_YOUR TASKS_:
A – Please quote the passage of the crowdfunding article between "What’s not to" and "vulnerable to fraud.", inclusive.
B – Name every fund or campaign that the crowdfunding article identifies by name.

_READING TEXT_:
Within 24 hours of devastating tornadoes striking six states in December 2021, Kentucky Gov. Andy Beshear launched the Team Western Kentucky Tornado Relief Fund. That the leader of the state this disaster hit hardest would immediately tap into crowdfunded charity – raising money from the public directly – to complement relief dollars from official sources should come as no surprise.
Crowdfunded donations have become a key source of disaster assistance – and often raise significant sums. In 2017, for example, football star J.J. Watt quickly raised more than $40 million help people affected by Hurricane Harvey. Following a series of Australian wildfires, entertainer Celeste Barber made a public appeal that eventually raised more than AU$50 million for the New South Wales Rural Fire Service & Brigades Donation Fund. And to date, the CDC Foundation has raised more than $51 million to support its “Crush COVID” campaign.
What’s not to like about this new way to raise funds for a good cause? Well, as long as there has been charitable fundraising there has been the potential for scams.
As a law professor who studies the regulation of charities, as well as a lawyer who has represented numerous charities and donors in legal disputes, I’ve seen that two aspects of charitable crowdfunding make it particularly vulnerable to fraud.
Sometimes it turns out to be crowd-frauding
In late 2017, a New Jersey couple posted an inspiring story on GoFundMe. A homeless veteran, they said, had come to the wife’s rescue after she ran out of gas on a highway exit ramp. Their “Paying it Forward” campaign raised more than $400,000 to help the veteran.
Fraudulent crowdfunding can also prey on political sentiments rather than just exploiting sympathy.

_DATASET CONTENT_:
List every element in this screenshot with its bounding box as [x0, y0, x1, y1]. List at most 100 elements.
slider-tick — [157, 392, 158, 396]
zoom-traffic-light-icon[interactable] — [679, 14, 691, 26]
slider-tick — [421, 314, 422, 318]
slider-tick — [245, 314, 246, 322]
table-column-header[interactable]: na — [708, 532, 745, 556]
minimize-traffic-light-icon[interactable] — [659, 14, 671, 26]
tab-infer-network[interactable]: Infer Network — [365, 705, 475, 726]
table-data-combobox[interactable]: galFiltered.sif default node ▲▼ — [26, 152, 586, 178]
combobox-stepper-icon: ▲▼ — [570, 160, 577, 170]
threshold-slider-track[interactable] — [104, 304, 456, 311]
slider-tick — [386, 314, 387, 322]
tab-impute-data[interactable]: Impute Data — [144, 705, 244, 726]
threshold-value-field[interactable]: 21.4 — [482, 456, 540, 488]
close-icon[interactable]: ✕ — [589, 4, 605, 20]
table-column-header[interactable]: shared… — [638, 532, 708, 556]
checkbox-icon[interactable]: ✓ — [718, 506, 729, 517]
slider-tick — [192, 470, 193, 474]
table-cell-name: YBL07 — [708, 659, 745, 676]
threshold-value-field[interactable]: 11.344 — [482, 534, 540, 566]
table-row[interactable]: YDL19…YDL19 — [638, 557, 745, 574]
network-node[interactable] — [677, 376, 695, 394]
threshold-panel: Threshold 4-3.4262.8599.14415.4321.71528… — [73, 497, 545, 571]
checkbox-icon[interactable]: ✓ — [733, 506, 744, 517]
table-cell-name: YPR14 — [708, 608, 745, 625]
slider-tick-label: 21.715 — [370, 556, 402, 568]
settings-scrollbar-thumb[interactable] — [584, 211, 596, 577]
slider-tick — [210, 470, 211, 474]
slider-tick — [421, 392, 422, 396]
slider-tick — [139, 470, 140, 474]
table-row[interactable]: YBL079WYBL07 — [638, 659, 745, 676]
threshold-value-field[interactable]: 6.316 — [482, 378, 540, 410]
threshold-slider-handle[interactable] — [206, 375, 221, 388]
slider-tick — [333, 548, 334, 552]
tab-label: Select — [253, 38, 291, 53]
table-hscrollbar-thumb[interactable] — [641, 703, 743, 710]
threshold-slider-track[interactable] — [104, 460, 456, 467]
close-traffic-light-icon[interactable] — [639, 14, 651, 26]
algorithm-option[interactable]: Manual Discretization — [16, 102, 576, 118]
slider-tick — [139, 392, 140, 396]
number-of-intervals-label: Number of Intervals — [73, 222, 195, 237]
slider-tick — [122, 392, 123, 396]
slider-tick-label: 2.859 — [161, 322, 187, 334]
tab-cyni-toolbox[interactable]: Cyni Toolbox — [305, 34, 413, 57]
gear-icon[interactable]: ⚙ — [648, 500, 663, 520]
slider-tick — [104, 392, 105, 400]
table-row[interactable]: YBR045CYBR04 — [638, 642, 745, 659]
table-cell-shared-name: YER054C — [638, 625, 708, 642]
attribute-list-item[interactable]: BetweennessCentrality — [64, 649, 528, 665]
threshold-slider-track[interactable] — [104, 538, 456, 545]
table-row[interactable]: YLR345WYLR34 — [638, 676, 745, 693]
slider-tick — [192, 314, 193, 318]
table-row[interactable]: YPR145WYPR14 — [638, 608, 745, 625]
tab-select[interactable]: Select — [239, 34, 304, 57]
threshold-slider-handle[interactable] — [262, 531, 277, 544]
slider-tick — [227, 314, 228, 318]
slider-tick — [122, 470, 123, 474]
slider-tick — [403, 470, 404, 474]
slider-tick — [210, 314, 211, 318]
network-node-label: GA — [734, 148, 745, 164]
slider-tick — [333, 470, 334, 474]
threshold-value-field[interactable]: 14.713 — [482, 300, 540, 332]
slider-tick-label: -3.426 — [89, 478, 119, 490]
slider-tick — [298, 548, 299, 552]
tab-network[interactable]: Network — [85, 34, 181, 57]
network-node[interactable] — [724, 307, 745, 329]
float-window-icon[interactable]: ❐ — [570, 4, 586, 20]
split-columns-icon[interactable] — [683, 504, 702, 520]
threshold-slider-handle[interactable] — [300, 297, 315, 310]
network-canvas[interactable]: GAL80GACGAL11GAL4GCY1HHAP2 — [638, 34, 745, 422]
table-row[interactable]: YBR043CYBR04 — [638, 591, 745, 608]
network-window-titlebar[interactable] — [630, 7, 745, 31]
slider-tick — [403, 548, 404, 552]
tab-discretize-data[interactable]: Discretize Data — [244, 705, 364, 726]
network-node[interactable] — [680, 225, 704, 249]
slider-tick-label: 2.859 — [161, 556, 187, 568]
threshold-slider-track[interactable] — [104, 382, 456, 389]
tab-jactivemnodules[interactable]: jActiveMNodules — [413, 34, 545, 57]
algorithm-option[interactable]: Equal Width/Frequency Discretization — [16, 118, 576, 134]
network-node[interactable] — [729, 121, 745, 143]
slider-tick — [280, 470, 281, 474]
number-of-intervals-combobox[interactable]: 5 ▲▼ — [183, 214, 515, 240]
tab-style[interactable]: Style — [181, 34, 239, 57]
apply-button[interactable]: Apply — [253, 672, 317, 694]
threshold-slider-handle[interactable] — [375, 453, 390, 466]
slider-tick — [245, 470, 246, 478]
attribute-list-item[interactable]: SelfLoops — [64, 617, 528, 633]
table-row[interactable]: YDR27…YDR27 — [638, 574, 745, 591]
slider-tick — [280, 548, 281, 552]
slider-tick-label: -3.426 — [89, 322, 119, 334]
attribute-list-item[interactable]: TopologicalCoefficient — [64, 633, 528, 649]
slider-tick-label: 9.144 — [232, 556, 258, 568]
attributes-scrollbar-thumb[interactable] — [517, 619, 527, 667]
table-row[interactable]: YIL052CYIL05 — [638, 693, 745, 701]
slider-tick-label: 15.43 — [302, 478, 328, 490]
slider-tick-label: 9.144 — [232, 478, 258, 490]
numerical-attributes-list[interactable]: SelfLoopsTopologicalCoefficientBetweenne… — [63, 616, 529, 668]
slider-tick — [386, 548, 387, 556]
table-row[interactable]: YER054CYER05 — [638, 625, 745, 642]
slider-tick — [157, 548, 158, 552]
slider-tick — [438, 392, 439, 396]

_ANSWERS GIVEN_:
A –
What’s not to like about this new way to raise funds for a good cause? Well, as long as there has been charitable fundraising there has been the potential for scams.
As a law professor who studies the regulation of charities, as well as a lawyer who has represented numerous charities and donors in legal disputes, I’ve seen that two aspects of charitable crowdfunding make it particularly vulnerable to fraud.

B –
- Team Western Kentucky Tornado Relief Fund
- New South Wales Rural Fire Service & Brigades Donation Fund
- "Crush COVID" campaign
- "Paying it Forward" campaign